### Dataset records
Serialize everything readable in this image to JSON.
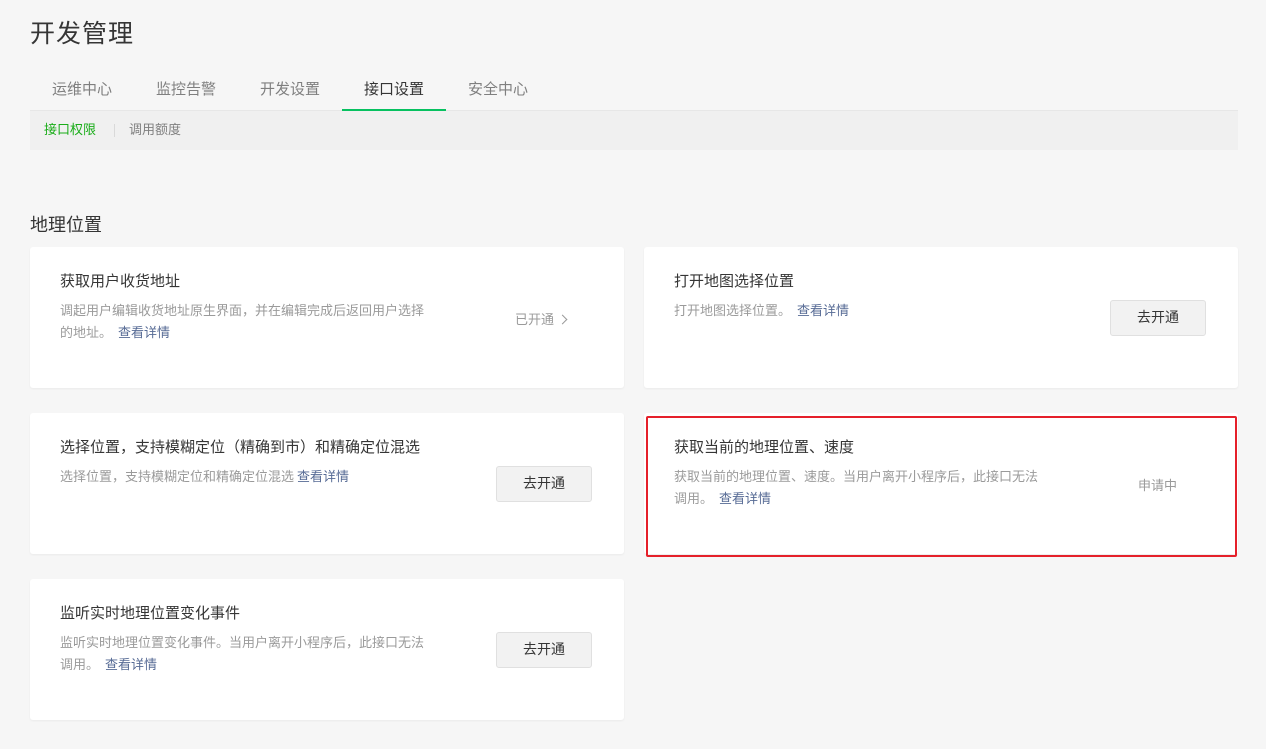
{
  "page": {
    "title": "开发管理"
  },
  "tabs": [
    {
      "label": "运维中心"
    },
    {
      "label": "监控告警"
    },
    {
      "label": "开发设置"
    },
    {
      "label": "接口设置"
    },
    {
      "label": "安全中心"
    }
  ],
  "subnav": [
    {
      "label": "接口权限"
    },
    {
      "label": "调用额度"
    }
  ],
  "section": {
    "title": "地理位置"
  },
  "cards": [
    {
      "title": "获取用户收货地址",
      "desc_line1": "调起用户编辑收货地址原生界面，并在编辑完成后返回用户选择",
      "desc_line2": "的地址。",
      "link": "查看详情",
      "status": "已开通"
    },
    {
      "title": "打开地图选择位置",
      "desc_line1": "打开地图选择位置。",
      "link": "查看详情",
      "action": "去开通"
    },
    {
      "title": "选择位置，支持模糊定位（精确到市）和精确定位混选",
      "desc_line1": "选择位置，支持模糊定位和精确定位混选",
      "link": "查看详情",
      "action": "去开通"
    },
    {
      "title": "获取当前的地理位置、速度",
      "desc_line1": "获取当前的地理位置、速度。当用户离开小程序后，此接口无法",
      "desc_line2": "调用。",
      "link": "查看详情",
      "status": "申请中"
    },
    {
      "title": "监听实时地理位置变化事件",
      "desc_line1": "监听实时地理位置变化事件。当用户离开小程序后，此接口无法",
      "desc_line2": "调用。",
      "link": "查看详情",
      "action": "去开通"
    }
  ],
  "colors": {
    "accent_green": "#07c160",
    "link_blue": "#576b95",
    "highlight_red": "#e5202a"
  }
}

### Task to carry out
Pictures in the records above are left out; print everything else exactly as written.

### Exercise output
Serialize everything readable in this image to JSON.
{
  "page": {
    "title": "开发管理"
  },
  "tabs": [
    {
      "label": "运维中心"
    },
    {
      "label": "监控告警"
    },
    {
      "label": "开发设置"
    },
    {
      "label": "接口设置"
    },
    {
      "label": "安全中心"
    }
  ],
  "subnav": [
    {
      "label": "接口权限"
    },
    {
      "label": "调用额度"
    }
  ],
  "section": {
    "title": "地理位置"
  },
  "cards": [
    {
      "title": "获取用户收货地址",
      "desc_line1": "调起用户编辑收货地址原生界面，并在编辑完成后返回用户选择",
      "desc_line2": "的地址。",
      "link": "查看详情",
      "status": "已开通"
    },
    {
      "title": "打开地图选择位置",
      "desc_line1": "打开地图选择位置。",
      "link": "查看详情",
      "action": "去开通"
    },
    {
      "title": "选择位置，支持模糊定位（精确到市）和精确定位混选",
      "desc_line1": "选择位置，支持模糊定位和精确定位混选",
      "link": "查看详情",
      "action": "去开通"
    },
    {
      "title": "获取当前的地理位置、速度",
      "desc_line1": "获取当前的地理位置、速度。当用户离开小程序后，此接口无法",
      "desc_line2": "调用。",
      "link": "查看详情",
      "status": "申请中"
    },
    {
      "title": "监听实时地理位置变化事件",
      "desc_line1": "监听实时地理位置变化事件。当用户离开小程序后，此接口无法",
      "desc_line2": "调用。",
      "link": "查看详情",
      "action": "去开通"
    }
  ],
  "colors": {
    "accent_green": "#07c160",
    "link_blue": "#576b95",
    "highlight_red": "#e5202a"
  }
}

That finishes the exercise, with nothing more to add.